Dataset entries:
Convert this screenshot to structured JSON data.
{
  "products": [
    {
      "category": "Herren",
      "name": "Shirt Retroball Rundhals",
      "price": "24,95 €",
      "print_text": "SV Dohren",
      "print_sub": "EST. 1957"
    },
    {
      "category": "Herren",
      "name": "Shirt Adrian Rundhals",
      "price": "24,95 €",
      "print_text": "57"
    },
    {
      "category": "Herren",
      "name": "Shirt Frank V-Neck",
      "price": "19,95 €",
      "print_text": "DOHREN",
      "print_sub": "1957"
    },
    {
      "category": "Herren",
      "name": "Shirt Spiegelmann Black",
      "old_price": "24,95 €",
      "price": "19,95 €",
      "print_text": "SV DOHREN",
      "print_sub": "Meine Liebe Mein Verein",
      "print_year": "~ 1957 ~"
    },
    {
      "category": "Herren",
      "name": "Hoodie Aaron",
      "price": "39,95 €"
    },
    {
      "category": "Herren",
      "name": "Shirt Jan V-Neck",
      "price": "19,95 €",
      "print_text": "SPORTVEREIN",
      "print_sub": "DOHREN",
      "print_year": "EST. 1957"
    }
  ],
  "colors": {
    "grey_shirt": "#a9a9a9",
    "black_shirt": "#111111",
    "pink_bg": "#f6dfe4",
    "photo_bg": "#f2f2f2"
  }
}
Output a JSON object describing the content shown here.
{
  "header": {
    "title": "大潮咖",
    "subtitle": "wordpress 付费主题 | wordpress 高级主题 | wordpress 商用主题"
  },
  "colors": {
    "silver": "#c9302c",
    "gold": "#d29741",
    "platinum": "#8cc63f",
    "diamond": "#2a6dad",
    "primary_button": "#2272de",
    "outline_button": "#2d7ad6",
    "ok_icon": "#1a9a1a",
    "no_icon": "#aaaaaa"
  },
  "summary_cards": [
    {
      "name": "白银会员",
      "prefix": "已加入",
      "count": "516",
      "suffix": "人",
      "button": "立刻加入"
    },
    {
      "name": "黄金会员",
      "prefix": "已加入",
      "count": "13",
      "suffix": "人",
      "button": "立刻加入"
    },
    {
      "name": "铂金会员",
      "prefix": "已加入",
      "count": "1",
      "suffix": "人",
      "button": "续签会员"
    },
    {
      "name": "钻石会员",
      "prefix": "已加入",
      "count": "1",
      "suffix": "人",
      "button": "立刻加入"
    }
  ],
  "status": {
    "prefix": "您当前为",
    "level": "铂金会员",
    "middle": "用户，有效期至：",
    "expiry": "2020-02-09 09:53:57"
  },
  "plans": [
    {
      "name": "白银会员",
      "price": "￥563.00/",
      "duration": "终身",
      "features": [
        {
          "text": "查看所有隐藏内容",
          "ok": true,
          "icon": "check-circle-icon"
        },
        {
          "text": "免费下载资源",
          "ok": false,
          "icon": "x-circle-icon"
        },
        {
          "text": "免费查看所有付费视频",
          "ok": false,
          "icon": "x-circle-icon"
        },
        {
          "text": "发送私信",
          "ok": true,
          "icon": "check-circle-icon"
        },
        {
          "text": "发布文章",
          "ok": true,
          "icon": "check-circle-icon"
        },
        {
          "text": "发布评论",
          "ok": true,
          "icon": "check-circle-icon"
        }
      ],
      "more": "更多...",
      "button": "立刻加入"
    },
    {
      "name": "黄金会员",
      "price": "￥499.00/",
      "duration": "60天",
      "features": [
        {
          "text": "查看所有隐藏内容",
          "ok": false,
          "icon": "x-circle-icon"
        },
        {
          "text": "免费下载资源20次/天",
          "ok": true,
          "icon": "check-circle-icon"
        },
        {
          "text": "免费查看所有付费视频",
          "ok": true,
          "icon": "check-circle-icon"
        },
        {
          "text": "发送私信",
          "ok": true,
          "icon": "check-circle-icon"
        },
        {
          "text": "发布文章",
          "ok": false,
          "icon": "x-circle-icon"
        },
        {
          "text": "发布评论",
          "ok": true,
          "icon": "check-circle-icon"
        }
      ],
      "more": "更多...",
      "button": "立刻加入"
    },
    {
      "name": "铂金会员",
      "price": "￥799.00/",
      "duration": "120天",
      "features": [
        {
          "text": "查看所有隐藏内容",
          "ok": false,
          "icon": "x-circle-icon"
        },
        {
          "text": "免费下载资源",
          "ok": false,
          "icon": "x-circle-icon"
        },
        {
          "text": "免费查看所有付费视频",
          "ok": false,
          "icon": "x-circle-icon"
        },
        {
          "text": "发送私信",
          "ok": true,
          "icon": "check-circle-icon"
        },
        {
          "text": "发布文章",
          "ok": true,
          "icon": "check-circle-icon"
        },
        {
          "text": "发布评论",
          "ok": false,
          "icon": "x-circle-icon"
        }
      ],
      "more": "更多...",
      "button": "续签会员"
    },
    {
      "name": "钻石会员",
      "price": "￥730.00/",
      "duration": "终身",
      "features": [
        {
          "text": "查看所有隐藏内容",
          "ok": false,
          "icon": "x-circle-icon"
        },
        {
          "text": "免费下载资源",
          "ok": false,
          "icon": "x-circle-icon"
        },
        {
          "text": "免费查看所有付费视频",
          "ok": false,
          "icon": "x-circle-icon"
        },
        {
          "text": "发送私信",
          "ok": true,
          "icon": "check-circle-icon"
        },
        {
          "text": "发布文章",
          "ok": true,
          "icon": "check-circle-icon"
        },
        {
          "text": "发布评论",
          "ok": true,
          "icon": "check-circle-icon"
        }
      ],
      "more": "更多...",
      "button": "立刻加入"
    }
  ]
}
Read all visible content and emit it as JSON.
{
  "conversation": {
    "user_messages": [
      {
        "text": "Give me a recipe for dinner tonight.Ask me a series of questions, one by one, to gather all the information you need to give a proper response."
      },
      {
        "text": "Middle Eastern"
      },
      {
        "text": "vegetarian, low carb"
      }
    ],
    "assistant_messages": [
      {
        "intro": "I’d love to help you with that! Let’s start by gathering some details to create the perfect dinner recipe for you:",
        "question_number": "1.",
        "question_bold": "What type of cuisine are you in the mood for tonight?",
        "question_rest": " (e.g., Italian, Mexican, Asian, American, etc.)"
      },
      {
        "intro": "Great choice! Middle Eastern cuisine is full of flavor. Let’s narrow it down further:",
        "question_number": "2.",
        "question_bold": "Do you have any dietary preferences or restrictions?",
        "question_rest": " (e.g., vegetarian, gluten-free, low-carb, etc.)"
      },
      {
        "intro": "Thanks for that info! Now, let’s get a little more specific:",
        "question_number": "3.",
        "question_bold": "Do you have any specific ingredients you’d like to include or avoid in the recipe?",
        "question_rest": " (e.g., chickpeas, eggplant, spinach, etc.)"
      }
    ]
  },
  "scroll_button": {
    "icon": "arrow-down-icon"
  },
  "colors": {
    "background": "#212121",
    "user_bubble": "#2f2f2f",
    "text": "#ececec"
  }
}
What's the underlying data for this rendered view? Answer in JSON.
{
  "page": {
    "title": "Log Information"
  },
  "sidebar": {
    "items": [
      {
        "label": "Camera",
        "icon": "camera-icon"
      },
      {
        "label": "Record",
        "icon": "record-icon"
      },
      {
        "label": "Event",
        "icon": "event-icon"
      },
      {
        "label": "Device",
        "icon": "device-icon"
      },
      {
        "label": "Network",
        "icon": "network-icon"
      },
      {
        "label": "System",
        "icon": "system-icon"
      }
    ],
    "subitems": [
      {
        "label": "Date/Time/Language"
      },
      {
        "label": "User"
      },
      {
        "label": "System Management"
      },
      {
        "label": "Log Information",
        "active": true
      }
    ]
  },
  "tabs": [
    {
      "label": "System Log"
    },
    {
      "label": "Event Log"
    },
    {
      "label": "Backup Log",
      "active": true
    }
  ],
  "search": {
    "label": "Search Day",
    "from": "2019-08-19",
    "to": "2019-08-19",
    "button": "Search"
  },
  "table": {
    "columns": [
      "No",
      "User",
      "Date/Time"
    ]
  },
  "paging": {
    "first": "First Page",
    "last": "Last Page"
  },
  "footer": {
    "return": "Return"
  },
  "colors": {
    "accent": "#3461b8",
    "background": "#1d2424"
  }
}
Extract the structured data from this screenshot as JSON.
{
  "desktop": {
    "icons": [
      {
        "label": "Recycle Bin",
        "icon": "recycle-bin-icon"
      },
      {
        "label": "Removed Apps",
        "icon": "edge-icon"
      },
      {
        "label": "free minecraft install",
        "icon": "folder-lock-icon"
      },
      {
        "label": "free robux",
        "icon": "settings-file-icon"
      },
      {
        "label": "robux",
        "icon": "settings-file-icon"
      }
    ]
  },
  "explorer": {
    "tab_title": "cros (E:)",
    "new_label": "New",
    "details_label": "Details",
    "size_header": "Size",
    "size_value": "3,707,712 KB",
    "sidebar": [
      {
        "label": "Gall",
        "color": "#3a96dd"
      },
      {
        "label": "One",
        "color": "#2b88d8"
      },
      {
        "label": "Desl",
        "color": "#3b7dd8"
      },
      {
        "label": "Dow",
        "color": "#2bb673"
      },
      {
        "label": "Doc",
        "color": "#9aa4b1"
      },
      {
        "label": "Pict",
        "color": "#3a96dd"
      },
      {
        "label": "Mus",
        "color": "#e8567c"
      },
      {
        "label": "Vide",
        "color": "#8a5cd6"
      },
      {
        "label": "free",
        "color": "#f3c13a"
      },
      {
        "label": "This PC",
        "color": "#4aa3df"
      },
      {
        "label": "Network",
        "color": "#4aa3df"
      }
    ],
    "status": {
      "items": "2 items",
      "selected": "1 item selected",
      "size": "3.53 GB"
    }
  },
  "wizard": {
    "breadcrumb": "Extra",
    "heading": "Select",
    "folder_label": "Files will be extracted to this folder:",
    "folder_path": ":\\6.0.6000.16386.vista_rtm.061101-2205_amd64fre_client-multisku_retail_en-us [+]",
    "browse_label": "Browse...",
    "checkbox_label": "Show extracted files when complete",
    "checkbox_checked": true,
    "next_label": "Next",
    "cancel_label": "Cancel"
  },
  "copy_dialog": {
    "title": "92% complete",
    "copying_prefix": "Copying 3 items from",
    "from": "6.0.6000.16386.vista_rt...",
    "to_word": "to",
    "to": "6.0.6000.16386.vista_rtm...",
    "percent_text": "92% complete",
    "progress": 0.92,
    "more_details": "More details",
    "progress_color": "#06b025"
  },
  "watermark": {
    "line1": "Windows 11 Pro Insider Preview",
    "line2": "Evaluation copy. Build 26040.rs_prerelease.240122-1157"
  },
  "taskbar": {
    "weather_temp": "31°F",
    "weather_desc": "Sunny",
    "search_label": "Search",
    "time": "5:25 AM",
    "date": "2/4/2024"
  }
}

Work required:
From the entries above, extract every line where the word "structured" appears.

Written solution:
Convert this screenshot to structured JSON data.
Extract the structured data from this screenshot as JSON.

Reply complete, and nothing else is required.